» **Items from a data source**
------------------------------------------------------------------------

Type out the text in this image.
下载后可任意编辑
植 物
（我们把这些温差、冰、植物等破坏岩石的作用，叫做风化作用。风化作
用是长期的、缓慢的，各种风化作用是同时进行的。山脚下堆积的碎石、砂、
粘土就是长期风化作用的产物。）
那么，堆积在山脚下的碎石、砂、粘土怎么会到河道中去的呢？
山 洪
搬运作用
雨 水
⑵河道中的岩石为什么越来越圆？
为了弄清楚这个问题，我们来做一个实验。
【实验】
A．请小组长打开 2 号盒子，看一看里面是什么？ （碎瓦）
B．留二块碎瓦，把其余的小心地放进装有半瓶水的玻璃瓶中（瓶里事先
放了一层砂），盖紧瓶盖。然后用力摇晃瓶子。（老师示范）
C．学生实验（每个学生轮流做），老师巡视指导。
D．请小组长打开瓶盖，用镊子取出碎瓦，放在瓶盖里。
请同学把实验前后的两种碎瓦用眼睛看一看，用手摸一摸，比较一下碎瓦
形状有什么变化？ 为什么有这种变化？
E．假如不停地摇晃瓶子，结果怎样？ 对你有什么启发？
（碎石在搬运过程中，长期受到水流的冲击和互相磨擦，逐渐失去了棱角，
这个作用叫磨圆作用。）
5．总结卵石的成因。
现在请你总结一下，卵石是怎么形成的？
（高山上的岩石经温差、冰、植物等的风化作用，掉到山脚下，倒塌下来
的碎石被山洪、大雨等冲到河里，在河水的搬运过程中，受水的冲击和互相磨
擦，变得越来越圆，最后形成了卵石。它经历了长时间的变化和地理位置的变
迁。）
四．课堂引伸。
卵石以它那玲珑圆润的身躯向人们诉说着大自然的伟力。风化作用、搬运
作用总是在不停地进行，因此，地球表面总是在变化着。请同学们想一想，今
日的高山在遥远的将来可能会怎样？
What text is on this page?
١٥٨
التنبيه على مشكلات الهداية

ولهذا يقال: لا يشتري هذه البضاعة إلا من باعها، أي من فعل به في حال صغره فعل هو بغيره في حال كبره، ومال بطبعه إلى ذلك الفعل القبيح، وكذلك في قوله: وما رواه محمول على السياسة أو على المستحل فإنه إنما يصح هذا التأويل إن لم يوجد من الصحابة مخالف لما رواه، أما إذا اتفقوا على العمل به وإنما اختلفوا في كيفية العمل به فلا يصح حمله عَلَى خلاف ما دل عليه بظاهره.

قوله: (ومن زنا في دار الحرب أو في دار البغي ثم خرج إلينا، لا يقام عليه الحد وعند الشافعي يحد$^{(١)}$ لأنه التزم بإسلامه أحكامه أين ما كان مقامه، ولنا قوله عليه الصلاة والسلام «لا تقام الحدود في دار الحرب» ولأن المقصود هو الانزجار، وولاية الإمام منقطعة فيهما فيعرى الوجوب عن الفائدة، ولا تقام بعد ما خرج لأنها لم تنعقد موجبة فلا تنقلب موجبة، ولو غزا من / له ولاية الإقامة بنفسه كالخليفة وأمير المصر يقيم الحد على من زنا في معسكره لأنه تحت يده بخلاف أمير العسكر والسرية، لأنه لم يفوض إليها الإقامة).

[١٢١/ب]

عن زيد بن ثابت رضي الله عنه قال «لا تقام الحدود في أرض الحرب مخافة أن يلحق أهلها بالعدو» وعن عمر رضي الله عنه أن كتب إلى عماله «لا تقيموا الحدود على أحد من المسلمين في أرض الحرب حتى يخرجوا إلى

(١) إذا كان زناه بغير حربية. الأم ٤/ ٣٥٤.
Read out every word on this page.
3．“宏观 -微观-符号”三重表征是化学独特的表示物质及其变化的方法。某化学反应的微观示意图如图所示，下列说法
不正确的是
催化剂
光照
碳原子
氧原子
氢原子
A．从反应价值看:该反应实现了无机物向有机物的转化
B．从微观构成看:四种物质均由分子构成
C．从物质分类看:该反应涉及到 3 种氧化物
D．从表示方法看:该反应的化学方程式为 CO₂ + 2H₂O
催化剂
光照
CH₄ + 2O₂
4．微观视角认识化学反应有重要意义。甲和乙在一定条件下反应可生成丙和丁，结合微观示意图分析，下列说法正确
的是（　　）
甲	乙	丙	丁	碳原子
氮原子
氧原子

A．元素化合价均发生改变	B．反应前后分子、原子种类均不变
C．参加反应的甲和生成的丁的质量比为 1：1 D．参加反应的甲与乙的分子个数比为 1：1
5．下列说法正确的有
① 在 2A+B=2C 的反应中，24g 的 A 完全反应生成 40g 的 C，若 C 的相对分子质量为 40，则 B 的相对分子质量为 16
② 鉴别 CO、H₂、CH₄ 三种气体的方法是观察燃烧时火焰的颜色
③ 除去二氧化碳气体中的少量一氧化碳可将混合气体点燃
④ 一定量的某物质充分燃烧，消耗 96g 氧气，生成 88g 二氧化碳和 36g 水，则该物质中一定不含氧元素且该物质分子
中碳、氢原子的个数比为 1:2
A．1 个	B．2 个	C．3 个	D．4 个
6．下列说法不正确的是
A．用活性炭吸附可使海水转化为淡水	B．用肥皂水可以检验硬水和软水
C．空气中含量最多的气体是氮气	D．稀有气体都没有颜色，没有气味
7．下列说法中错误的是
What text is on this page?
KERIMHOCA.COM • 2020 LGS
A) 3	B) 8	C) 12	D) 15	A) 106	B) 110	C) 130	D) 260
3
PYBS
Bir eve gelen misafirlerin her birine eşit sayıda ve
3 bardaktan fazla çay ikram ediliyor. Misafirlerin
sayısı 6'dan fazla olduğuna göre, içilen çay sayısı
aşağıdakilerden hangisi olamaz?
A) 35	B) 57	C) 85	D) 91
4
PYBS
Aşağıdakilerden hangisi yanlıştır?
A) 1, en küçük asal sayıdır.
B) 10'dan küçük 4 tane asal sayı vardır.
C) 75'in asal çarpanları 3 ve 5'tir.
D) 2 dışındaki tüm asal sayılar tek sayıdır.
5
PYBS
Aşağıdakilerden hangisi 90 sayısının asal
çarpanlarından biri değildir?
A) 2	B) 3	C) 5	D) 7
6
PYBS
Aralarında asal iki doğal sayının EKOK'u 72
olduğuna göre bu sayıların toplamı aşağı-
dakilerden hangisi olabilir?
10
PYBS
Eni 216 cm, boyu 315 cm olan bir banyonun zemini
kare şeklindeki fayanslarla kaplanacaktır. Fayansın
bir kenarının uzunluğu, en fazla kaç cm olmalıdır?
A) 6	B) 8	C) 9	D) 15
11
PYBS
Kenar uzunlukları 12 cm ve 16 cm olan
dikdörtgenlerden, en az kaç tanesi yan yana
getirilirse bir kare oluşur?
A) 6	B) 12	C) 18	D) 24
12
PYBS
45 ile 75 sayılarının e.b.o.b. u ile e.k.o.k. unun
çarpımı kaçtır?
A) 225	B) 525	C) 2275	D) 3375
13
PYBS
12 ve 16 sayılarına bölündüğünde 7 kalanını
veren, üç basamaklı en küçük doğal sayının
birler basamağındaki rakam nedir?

------------------------------------------------------------------------

» **Required task**
From the records above, extract each line exactly as shown.

» **Result of this task**
Type out the text in this image.
下载后可任意编辑
植 物
（我们把这些温差、冰、植物等破坏岩石的作用，叫做风化作用。风化作
用是长期的、缓慢的，各种风化作用是同时进行的。山脚下堆积的碎石、砂、
粘土就是长期风化作用的产物。）
那么，堆积在山脚下的碎石、砂、粘土怎么会到河道中去的呢？
山 洪
搬运作用
雨 水
⑵河道中的岩石为什么越来越圆？
为了弄清楚这个问题，我们来做一个实验。
【实验】
A．请小组长打开 2 号盒子，看一看里面是什么？ （碎瓦）
B．留二块碎瓦，把其余的小心地放进装有半瓶水的玻璃瓶中（瓶里事先
放了一层砂），盖紧瓶盖。然后用力摇晃瓶子。（老师示范）
C．学生实验（每个学生轮流做），老师巡视指导。
D．请小组长打开瓶盖，用镊子取出碎瓦，放在瓶盖里。
请同学把实验前后的两种碎瓦用眼睛看一看，用手摸一摸，比较一下碎瓦
形状有什么变化？ 为什么有这种变化？
E．假如不停地摇晃瓶子，结果怎样？ 对你有什么启发？
（碎石在搬运过程中，长期受到水流的冲击和互相磨擦，逐渐失去了棱角，
这个作用叫磨圆作用。）
5．总结卵石的成因。
现在请你总结一下，卵石是怎么形成的？
（高山上的岩石经温差、冰、植物等的风化作用，掉到山脚下，倒塌下来
的碎石被山洪、大雨等冲到河里，在河水的搬运过程中，受水的冲击和互相磨
擦，变得越来越圆，最后形成了卵石。它经历了长时间的变化和地理位置的变
迁。）
四．课堂引伸。
卵石以它那玲珑圆润的身躯向人们诉说着大自然的伟力。风化作用、搬运
作用总是在不停地进行，因此，地球表面总是在变化着。请同学们想一想，今
日的高山在遥远的将来可能会怎样？
What text is on this page?
١٥٨
التنبيه على مشكلات الهداية

ولهذا يقال: لا يشتري هذه البضاعة إلا من باعها، أي من فعل به في حال صغره فعل هو بغيره في حال كبره، ومال بطبعه إلى ذلك الفعل القبيح، وكذلك في قوله: وما رواه محمول على السياسة أو على المستحل فإنه إنما يصح هذا التأويل إن لم يوجد من الصحابة مخالف لما رواه، أما إذا اتفقوا على العمل به وإنما اختلفوا في كيفية العمل به فلا يصح حمله عَلَى خلاف ما دل عليه بظاهره.

قوله: (ومن زنا في دار الحرب أو في دار البغي ثم خرج إلينا، لا يقام عليه الحد وعند الشافعي يحد$^{(١)}$ لأنه التزم بإسلامه أحكامه أين ما كان مقامه، ولنا قوله عليه الصلاة والسلام «لا تقام الحدود في دار الحرب» ولأن المقصود هو الانزجار، وولاية الإمام منقطعة فيهما فيعرى الوجوب عن الفائدة، ولا تقام بعد ما خرج لأنها لم تنعقد موجبة فلا تنقلب موجبة، ولو غزا من / له ولاية الإقامة بنفسه كالخليفة وأمير المصر يقيم الحد على من زنا في معسكره لأنه تحت يده بخلاف أمير العسكر والسرية، لأنه لم يفوض إليها الإقامة).

[١٢١/ب]

عن زيد بن ثابت رضي الله عنه قال «لا تقام الحدود في أرض الحرب مخافة أن يلحق أهلها بالعدو» وعن عمر رضي الله عنه أن كتب إلى عماله «لا تقيموا الحدود على أحد من المسلمين في أرض الحرب حتى يخرجوا إلى

(١) إذا كان زناه بغير حربية. الأم ٤/ ٣٥٤.
Read out every word on this page.
3．“宏观 -微观-符号”三重表征是化学独特的表示物质及其变化的方法。某化学反应的微观示意图如图所示，下列说法
不正确的是
催化剂
光照
碳原子
氧原子
氢原子
A．从反应价值看:该反应实现了无机物向有机物的转化
B．从微观构成看:四种物质均由分子构成
C．从物质分类看:该反应涉及到 3 种氧化物
D．从表示方法看:该反应的化学方程式为 CO₂ + 2H₂O
催化剂
光照
CH₄ + 2O₂
4．微观视角认识化学反应有重要意义。甲和乙在一定条件下反应可生成丙和丁，结合微观示意图分析，下列说法正确
的是（　　）
甲	乙	丙	丁	碳原子
氮原子
氧原子

A．元素化合价均发生改变	B．反应前后分子、原子种类均不变
C．参加反应的甲和生成的丁的质量比为 1：1 D．参加反应的甲与乙的分子个数比为 1：1
5．下列说法正确的有
① 在 2A+B=2C 的反应中，24g 的 A 完全反应生成 40g 的 C，若 C 的相对分子质量为 40，则 B 的相对分子质量为 16
② 鉴别 CO、H₂、CH₄ 三种气体的方法是观察燃烧时火焰的颜色
③ 除去二氧化碳气体中的少量一氧化碳可将混合气体点燃
④ 一定量的某物质充分燃烧，消耗 96g 氧气，生成 88g 二氧化碳和 36g 水，则该物质中一定不含氧元素且该物质分子
中碳、氢原子的个数比为 1:2
A．1 个	B．2 个	C．3 个	D．4 个
6．下列说法不正确的是
A．用活性炭吸附可使海水转化为淡水	B．用肥皂水可以检验硬水和软水
C．空气中含量最多的气体是氮气	D．稀有气体都没有颜色，没有气味
7．下列说法中错误的是
What text is on this page?
KERIMHOCA.COM • 2020 LGS
A) 3	B) 8	C) 12	D) 15	A) 106	B) 110	C) 130	D) 260
3
PYBS
Bir eve gelen misafirlerin her birine eşit sayıda ve
3 bardaktan fazla çay ikram ediliyor. Misafirlerin
sayısı 6'dan fazla olduğuna göre, içilen çay sayısı
aşağıdakilerden hangisi olamaz?
A) 35	B) 57	C) 85	D) 91
4
PYBS
Aşağıdakilerden hangisi yanlıştır?
A) 1, en küçük asal sayıdır.
B) 10'dan küçük 4 tane asal sayı vardır.
C) 75'in asal çarpanları 3 ve 5'tir.
D) 2 dışındaki tüm asal sayılar tek sayıdır.
5
PYBS
Aşağıdakilerden hangisi 90 sayısının asal
çarpanlarından biri değildir?
A) 2	B) 3	C) 5	D) 7
6
PYBS
Aralarında asal iki doğal sayının EKOK'u 72
olduğuna göre bu sayıların toplamı aşağı-
dakilerden hangisi olabilir?
10
PYBS
Eni 216 cm, boyu 315 cm olan bir banyonun zemini
kare şeklindeki fayanslarla kaplanacaktır. Fayansın
bir kenarının uzunluğu, en fazla kaç cm olmalıdır?
A) 6	B) 8	C) 9	D) 15
11
PYBS
Kenar uzunlukları 12 cm ve 16 cm olan
dikdörtgenlerden, en az kaç tanesi yan yana
getirilirse bir kare oluşur?
A) 6	B) 12	C) 18	D) 24
12
PYBS
45 ile 75 sayılarının e.b.o.b. u ile e.k.o.k. unun
çarpımı kaçtır?
A) 225	B) 525	C) 2275	D) 3375
13
PYBS
12 ve 16 sayılarına bölündüğünde 7 kalanını
veren, üç basamaklı en küçük doğal sayının
birler basamağındaki rakam nedir?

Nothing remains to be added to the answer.